*EXTRACT*.
==*==

>
>
> On Tue, Dec 15, 2009 at 10:15 AM, Gael Guennebaud
> <
gael.guennebaud@xxxxxxxxxx> wrote:
>>
>>
>> On Tue, Dec 15, 2009 at 9:09 AM, Hauke Heibel
>> <
hauke.heibel@xxxxxxxxxxxxxx> wrote:
>>>
>>> On Tue, Dec 15, 2009 at 5:25 AM, Benoit Jacob <
jacob.benoit.1@xxxxxxxxx>
>>> wrote:
>>>>
>>>> There is one thing where I didn't follow Intel's code: they use a
>>>> RCPSS instruction to compute 1/det approximately, then followed by a
>>>> Newton-Raphson iteration. This sacrifices up to 2 bits of precision in
>>>> the mantissa, which already is a bit nontrivial for us (4x4 matrix
>>>> inversion is a basic operation on which people will rely very
>>>> heavily).
>>>
>>> Hi Benoit, I recognized that you wrote in your commit log "that elsewhere
>>> in Eigen we dont allow ourselves this approximation" (Newton-Raphson). I
>>> just recalled stumbling once over such an approximation hidden in Eigen. It
>>> is for the SSE computation of the inverse square root.
>>>
>>> The approximation takes place overe here in Packet4f ei_psqrt(Packet4f
>>> _x) at the very bottom.
>>
>> Indeed, a while ago I think we agreed that this optimized version should
>> be enabled only if EIGEN_FAST_MATH==1 but it seems we never did that change.
>> Let me also recall that -ffast-math => EIGEN_FAST_MATH.
>>
>> So still OK to use the SSE intrinsic _mm_sqrt_p* by default and use the
>> optimized version only when EIGEN_FAST_MATH==1 ?
>
>
> sorry what I said is wrong. So currently we have by default
> EIGEN_FAST_MATH==1, and defining EIGEN_FAST_MATH==0 disable the vectorized
> version of sin and cos. If we want to be safe I suggest the following rules:
>
> 1- set EIGEN_FAST_MATH==0 by default
>
> 2- if "-ffast-fast" and EIGEN_FAST_MATH is not defined then we set
> EIGEN_FAST_MATH==1
>
> 3- EIGEN_FAST_MATH==0 => no vectorized version of sin and cos and the use of
> _mm_sqrt_p* for ei_psqrt
>
> 4- EIGEN_FAST_MATH==1 => vectorized version of sin and cos + the use of an
> optimized version of ei_psqrt
>
> Also let me recall that the optimized version of ei_psqrt is about 3x faster
> than the IEEE compliant version for floats but it loses about 2 bits of
> precision.

==*==

*BRIEF*.
According to the thread, why did Benoit Jacob decide not to follow Intel's approach of using an RCPSS instruction and a Newton-Raphson iteration to compute 1/det? Explain in one to three sentences.

*Entries excerpted from a collection*.

==*==

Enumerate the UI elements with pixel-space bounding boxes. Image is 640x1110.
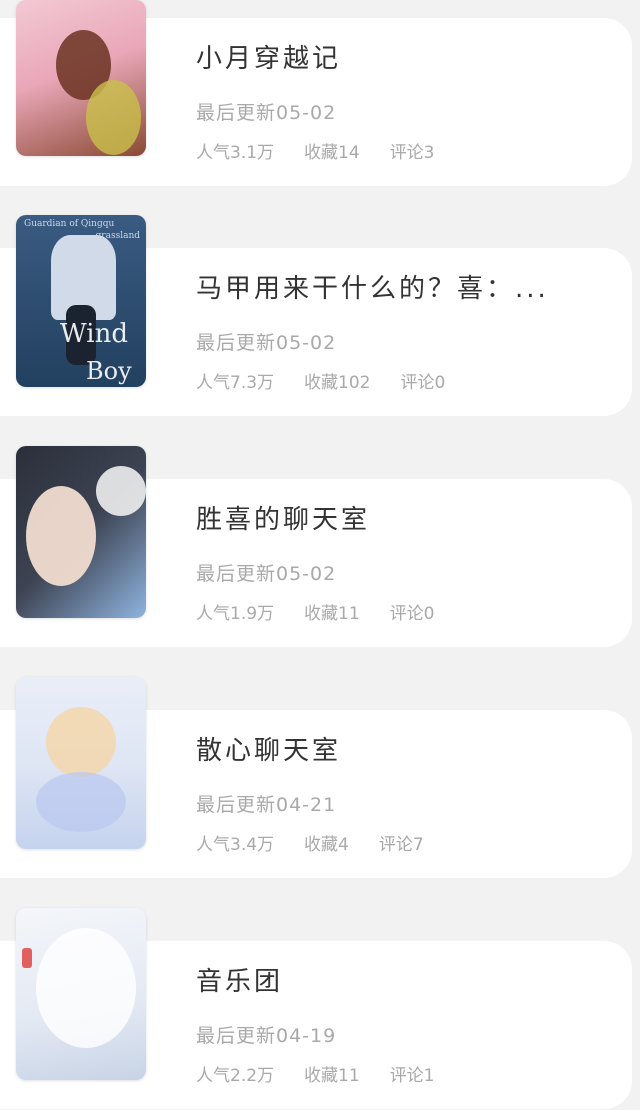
comments-count: 评论0 [400, 373, 446, 393]
comments-count: 评论0 [389, 604, 435, 624]
popularity-count: 人气1.9万 [196, 604, 275, 624]
popularity-count: 人气3.1万 [196, 143, 275, 163]
book-title[interactable]: 小月穿越记 [196, 38, 341, 75]
comments-count: 评论3 [389, 143, 435, 163]
book-cover-image[interactable] [16, 446, 146, 618]
book-cover-image[interactable] [16, 677, 146, 849]
book-item[interactable]: Guardian of Qingqu grassland Wind Boy 马甲… [0, 215, 640, 416]
book-title[interactable]: 胜喜的聊天室 [196, 499, 370, 536]
book-stats: 人气3.1万 收藏14 评论3 [196, 138, 465, 163]
cover-caption: Guardian of Qingqu [24, 219, 115, 229]
last-updated: 最后更新04-19 [196, 1025, 337, 1047]
book-title[interactable]: 散心聊天室 [196, 730, 341, 767]
popularity-count: 人气2.2万 [196, 1066, 275, 1086]
cover-caption: Wind [60, 319, 128, 349]
favorites-count: 收藏14 [304, 143, 360, 163]
popularity-count: 人气7.3万 [196, 373, 275, 393]
book-stats: 人气1.9万 收藏11 评论0 [196, 599, 465, 624]
favorites-count: 收藏102 [304, 373, 371, 393]
book-cover-image[interactable]: Guardian of Qingqu grassland Wind Boy [16, 215, 146, 387]
book-item[interactable]: 音乐团 最后更新04-19 人气2.2万 收藏11 评论1 [0, 908, 640, 1109]
cover-caption: Boy [86, 357, 132, 385]
last-updated: 最后更新05-02 [196, 332, 337, 354]
popularity-count: 人气3.4万 [196, 835, 275, 855]
book-item[interactable]: 散心聊天室 最后更新04-21 人气3.4万 收藏4 评论7 [0, 677, 640, 878]
last-updated: 最后更新04-21 [196, 794, 337, 816]
last-updated: 最后更新05-02 [196, 102, 337, 124]
last-updated: 最后更新05-02 [196, 563, 337, 585]
favorites-count: 收藏11 [304, 604, 360, 624]
book-stats: 人气2.2万 收藏11 评论1 [196, 1061, 465, 1086]
book-title[interactable]: 音乐团 [196, 961, 283, 998]
comments-count: 评论7 [378, 835, 424, 855]
book-title[interactable]: 马甲用来干什么的？喜：... [196, 268, 549, 305]
book-cover-image[interactable] [16, 908, 146, 1080]
cover-caption: grassland [95, 231, 140, 241]
comments-count: 评论1 [389, 1066, 435, 1086]
book-list: 小月穿越记 最后更新05-02 人气3.1万 收藏14 评论3 Guardian o… [0, 0, 640, 1110]
book-item[interactable]: 胜喜的聊天室 最后更新05-02 人气1.9万 收藏11 评论0 [0, 446, 640, 647]
favorites-count: 收藏4 [304, 835, 349, 855]
favorites-count: 收藏11 [304, 1066, 360, 1086]
book-item[interactable]: 小月穿越记 最后更新05-02 人气3.1万 收藏14 评论3 [0, 0, 640, 186]
book-stats: 人气7.3万 收藏102 评论0 [196, 368, 475, 393]
book-cover-image[interactable] [16, 0, 146, 156]
book-stats: 人气3.4万 收藏4 评论7 [196, 830, 454, 855]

==*==

*OUTPUT FOR THIS EXERCISE*.
That approach sacrifices up to 2 bits of precision in the mantissa. He considered this nontrivial because 4x4 matrix inversion is a basic operation that people rely on very heavily.